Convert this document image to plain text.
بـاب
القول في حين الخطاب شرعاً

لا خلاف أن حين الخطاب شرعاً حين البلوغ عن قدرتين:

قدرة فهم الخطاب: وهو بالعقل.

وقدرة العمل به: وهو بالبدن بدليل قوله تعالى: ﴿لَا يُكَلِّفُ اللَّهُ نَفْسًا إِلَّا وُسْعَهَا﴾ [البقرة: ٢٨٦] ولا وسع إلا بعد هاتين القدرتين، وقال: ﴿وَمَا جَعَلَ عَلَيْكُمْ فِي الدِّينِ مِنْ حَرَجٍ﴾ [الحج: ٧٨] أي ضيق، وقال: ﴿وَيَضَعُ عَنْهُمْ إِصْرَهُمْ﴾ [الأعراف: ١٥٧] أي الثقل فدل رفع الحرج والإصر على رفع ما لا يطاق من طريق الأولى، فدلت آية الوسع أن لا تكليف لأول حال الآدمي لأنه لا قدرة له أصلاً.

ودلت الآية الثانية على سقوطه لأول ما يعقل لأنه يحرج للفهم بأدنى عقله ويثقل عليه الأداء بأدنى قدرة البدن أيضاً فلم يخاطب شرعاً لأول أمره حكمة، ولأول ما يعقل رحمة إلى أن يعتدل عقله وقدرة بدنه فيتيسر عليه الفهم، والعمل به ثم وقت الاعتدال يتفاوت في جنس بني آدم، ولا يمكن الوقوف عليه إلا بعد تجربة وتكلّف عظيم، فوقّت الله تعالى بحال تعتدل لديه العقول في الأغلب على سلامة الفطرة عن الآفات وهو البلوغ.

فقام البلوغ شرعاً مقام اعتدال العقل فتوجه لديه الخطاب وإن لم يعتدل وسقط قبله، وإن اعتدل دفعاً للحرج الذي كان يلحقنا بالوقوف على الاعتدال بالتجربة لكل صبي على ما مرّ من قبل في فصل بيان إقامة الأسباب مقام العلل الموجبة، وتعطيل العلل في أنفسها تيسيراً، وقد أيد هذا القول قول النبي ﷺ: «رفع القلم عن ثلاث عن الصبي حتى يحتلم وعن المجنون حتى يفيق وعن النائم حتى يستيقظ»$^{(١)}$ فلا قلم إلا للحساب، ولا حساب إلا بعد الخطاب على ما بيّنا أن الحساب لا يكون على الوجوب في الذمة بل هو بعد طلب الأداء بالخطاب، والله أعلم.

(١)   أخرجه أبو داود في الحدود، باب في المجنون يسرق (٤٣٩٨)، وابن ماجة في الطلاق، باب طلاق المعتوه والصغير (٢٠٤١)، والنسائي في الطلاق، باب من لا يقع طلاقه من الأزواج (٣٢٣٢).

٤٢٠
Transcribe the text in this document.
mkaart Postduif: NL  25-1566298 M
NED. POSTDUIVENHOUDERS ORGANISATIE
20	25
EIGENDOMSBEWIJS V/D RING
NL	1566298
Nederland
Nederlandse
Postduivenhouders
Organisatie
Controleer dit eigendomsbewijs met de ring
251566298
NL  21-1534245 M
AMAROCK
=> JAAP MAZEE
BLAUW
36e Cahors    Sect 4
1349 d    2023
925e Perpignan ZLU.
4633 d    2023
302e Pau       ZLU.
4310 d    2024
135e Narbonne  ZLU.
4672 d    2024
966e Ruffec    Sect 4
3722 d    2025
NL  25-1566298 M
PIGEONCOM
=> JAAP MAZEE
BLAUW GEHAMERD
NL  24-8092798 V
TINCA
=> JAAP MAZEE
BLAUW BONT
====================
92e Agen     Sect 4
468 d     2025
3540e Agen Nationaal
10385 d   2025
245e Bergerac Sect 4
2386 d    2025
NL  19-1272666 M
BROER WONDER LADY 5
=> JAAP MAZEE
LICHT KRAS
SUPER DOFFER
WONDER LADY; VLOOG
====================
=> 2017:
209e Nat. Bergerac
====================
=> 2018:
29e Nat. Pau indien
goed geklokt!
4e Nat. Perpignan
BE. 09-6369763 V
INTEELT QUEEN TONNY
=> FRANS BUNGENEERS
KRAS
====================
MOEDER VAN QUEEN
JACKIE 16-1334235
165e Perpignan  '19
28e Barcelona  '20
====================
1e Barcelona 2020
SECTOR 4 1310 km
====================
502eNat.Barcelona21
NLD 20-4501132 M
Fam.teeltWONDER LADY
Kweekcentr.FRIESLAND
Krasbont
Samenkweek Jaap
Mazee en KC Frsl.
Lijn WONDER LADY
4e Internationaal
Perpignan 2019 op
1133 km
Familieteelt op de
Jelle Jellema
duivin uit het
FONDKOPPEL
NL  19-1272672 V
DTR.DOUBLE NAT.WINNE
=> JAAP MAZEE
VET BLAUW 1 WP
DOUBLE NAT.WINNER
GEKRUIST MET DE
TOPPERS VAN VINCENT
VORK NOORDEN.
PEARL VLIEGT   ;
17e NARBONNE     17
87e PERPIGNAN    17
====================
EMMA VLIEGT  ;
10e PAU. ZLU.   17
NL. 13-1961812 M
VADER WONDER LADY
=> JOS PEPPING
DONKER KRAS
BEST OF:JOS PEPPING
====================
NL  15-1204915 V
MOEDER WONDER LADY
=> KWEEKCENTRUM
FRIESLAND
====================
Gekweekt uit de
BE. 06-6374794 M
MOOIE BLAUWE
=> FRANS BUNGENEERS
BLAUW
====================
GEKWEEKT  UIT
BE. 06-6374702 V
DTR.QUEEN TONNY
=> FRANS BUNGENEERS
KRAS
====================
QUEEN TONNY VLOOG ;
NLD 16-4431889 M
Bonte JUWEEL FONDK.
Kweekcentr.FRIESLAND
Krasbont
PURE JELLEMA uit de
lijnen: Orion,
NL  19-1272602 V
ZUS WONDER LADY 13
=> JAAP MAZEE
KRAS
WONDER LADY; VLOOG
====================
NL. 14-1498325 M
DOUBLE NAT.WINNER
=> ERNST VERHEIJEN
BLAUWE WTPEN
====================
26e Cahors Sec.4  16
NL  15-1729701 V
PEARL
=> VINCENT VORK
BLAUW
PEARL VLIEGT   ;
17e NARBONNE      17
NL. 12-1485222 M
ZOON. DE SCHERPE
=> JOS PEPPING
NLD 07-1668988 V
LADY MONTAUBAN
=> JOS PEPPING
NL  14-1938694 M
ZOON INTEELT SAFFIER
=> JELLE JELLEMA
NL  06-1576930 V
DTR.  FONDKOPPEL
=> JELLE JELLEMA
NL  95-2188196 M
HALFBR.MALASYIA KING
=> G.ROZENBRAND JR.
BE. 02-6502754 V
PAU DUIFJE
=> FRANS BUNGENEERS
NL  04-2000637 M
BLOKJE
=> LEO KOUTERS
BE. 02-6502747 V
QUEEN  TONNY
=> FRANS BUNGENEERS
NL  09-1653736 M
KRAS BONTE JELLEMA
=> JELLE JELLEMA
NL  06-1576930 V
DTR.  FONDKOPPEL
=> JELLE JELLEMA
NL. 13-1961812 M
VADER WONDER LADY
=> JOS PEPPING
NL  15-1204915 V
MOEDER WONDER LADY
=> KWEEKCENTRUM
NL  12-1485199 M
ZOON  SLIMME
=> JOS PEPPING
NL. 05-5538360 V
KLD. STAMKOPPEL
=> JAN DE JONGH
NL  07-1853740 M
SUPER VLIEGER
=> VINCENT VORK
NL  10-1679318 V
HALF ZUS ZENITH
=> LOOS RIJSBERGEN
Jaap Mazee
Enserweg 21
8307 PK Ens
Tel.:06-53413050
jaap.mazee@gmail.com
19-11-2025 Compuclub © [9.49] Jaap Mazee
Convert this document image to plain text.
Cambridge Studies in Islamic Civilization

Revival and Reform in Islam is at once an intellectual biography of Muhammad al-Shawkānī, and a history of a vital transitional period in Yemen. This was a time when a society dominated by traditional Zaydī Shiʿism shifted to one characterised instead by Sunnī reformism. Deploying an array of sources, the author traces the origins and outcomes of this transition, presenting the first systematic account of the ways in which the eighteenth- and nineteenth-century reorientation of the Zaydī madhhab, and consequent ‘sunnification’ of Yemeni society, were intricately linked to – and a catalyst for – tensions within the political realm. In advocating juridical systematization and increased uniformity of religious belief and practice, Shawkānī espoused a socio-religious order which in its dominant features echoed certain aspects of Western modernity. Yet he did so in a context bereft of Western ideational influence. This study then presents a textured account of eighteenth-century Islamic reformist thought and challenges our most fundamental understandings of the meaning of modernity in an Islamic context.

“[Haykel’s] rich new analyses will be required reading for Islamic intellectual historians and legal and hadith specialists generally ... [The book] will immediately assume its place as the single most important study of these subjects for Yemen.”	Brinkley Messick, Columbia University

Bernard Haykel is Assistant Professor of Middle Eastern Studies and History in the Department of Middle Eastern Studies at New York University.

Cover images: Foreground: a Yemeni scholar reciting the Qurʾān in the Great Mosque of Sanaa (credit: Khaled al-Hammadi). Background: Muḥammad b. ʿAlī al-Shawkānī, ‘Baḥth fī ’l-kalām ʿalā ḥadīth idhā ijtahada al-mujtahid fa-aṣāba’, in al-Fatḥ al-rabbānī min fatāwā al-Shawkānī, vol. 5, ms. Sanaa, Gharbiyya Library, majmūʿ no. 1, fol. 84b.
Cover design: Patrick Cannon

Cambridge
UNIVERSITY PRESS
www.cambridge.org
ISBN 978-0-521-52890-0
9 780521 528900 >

◇ ◇ ◇ ◇

- [What is being asked]
Lines that include the word "تعالى" — how many are there in the data? Answer with the number alone.

- [Output below]
2